Give every line of the material again, exactly as written.

[START EXERCISE MATERIALS]

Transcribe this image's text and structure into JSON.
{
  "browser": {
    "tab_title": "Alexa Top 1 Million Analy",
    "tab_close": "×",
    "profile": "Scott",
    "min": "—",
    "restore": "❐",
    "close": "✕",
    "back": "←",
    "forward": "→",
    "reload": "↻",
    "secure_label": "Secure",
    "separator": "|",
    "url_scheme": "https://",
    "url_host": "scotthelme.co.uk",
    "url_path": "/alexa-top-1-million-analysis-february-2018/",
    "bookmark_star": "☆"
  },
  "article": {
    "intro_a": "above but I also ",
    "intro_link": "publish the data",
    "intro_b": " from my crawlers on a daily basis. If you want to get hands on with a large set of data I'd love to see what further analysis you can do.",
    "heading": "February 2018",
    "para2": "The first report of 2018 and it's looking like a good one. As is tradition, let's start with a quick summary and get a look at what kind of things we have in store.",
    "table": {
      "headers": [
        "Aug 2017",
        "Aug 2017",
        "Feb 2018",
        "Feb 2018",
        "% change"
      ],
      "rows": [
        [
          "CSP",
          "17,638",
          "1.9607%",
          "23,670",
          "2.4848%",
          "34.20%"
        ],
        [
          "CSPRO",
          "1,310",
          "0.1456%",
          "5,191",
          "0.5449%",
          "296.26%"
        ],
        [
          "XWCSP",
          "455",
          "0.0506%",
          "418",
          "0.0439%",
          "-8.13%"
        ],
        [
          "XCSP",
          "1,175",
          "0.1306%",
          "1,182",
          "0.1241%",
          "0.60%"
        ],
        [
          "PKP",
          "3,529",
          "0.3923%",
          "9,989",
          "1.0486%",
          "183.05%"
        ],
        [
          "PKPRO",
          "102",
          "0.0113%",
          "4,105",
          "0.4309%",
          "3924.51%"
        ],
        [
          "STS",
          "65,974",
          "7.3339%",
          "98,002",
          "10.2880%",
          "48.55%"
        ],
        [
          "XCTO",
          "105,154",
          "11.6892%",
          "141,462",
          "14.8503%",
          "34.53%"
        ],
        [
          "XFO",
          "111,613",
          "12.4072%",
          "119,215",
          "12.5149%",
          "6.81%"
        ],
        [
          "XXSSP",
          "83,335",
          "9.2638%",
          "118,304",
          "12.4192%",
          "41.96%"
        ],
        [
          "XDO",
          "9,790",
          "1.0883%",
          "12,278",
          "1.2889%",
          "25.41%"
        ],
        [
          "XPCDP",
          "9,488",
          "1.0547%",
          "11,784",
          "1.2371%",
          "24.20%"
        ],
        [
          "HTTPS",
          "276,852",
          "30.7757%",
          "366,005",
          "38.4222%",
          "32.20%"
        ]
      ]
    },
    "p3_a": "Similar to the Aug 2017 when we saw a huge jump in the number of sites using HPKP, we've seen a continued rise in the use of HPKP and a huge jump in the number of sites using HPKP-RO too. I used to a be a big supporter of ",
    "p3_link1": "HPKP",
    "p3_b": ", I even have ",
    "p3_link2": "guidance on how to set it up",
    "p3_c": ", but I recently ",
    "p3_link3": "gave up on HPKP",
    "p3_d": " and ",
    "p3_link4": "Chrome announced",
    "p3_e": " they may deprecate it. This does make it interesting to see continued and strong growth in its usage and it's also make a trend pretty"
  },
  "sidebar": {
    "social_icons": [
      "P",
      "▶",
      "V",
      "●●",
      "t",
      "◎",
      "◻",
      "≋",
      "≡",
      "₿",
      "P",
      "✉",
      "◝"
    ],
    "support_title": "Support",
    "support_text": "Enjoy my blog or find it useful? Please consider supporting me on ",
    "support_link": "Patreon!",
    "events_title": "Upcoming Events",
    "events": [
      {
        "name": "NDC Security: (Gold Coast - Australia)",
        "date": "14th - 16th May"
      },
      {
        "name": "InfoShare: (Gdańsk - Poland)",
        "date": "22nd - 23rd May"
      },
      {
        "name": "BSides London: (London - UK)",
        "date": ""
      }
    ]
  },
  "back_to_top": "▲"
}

[END EXERCISE MATERIALS]

FINAL ANSWER:
Transcribe this image's text and structure into JSON.
{
  "browser": {
    "tab_title": "Alexa Top 1 Million Analy",
    "tab_close": "×",
    "profile": "Scott",
    "min": "—",
    "restore": "❐",
    "close": "✕",
    "back": "←",
    "forward": "→",
    "reload": "↻",
    "secure_label": "Secure",
    "separator": "|",
    "url_scheme": "https://",
    "url_host": "scotthelme.co.uk",
    "url_path": "/alexa-top-1-million-analysis-february-2018/",
    "bookmark_star": "☆"
  },
  "article": {
    "intro_a": "above but I also ",
    "intro_link": "publish the data",
    "intro_b": " from my crawlers on a daily basis. If you want to get hands on with a large set of data I'd love to see what further analysis you can do.",
    "heading": "February 2018",
    "para2": "The first report of 2018 and it's looking like a good one. As is tradition, let's start with a quick summary and get a look at what kind of things we have in store.",
    "table": {
      "headers": [
        "Aug 2017",
        "Aug 2017",
        "Feb 2018",
        "Feb 2018",
        "% change"
      ],
      "rows": [
        [
          "CSP",
          "17,638",
          "1.9607%",
          "23,670",
          "2.4848%",
          "34.20%"
        ],
        [
          "CSPRO",
          "1,310",
          "0.1456%",
          "5,191",
          "0.5449%",
          "296.26%"
        ],
        [
          "XWCSP",
          "455",
          "0.0506%",
          "418",
          "0.0439%",
          "-8.13%"
        ],
        [
          "XCSP",
          "1,175",
          "0.1306%",
          "1,182",
          "0.1241%",
          "0.60%"
        ],
        [
          "PKP",
          "3,529",
          "0.3923%",
          "9,989",
          "1.0486%",
          "183.05%"
        ],
        [
          "PKPRO",
          "102",
          "0.0113%",
          "4,105",
          "0.4309%",
          "3924.51%"
        ],
        [
          "STS",
          "65,974",
          "7.3339%",
          "98,002",
          "10.2880%",
          "48.55%"
        ],
        [
          "XCTO",
          "105,154",
          "11.6892%",
          "141,462",
          "14.8503%",
          "34.53%"
        ],
        [
          "XFO",
          "111,613",
          "12.4072%",
          "119,215",
          "12.5149%",
          "6.81%"
        ],
        [
          "XXSSP",
          "83,335",
          "9.2638%",
          "118,304",
          "12.4192%",
          "41.96%"
        ],
        [
          "XDO",
          "9,790",
          "1.0883%",
          "12,278",
          "1.2889%",
          "25.41%"
        ],
        [
          "XPCDP",
          "9,488",
          "1.0547%",
          "11,784",
          "1.2371%",
          "24.20%"
        ],
        [
          "HTTPS",
          "276,852",
          "30.7757%",
          "366,005",
          "38.4222%",
          "32.20%"
        ]
      ]
    },
    "p3_a": "Similar to the Aug 2017 when we saw a huge jump in the number of sites using HPKP, we've seen a continued rise in the use of HPKP and a huge jump in the number of sites using HPKP-RO too. I used to a be a big supporter of ",
    "p3_link1": "HPKP",
    "p3_b": ", I even have ",
    "p3_link2": "guidance on how to set it up",
    "p3_c": ", but I recently ",
    "p3_link3": "gave up on HPKP",
    "p3_d": " and ",
    "p3_link4": "Chrome announced",
    "p3_e": " they may deprecate it. This does make it interesting to see continued and strong growth in its usage and it's also make a trend pretty"
  },
  "sidebar": {
    "social_icons": [
      "P",
      "▶",
      "V",
      "●●",
      "t",
      "◎",
      "◻",
      "≋",
      "≡",
      "₿",
      "P",
      "✉",
      "◝"
    ],
    "support_title": "Support",
    "support_text": "Enjoy my blog or find it useful? Please consider supporting me on ",
    "support_link": "Patreon!",
    "events_title": "Upcoming Events",
    "events": [
      {
        "name": "NDC Security: (Gold Coast - Australia)",
        "date": "14th - 16th May"
      },
      {
        "name": "InfoShare: (Gdańsk - Poland)",
        "date": "22nd - 23rd May"
      },
      {
        "name": "BSides London: (London - UK)",
        "date": ""
      }
    ]
  },
  "back_to_top": "▲"
}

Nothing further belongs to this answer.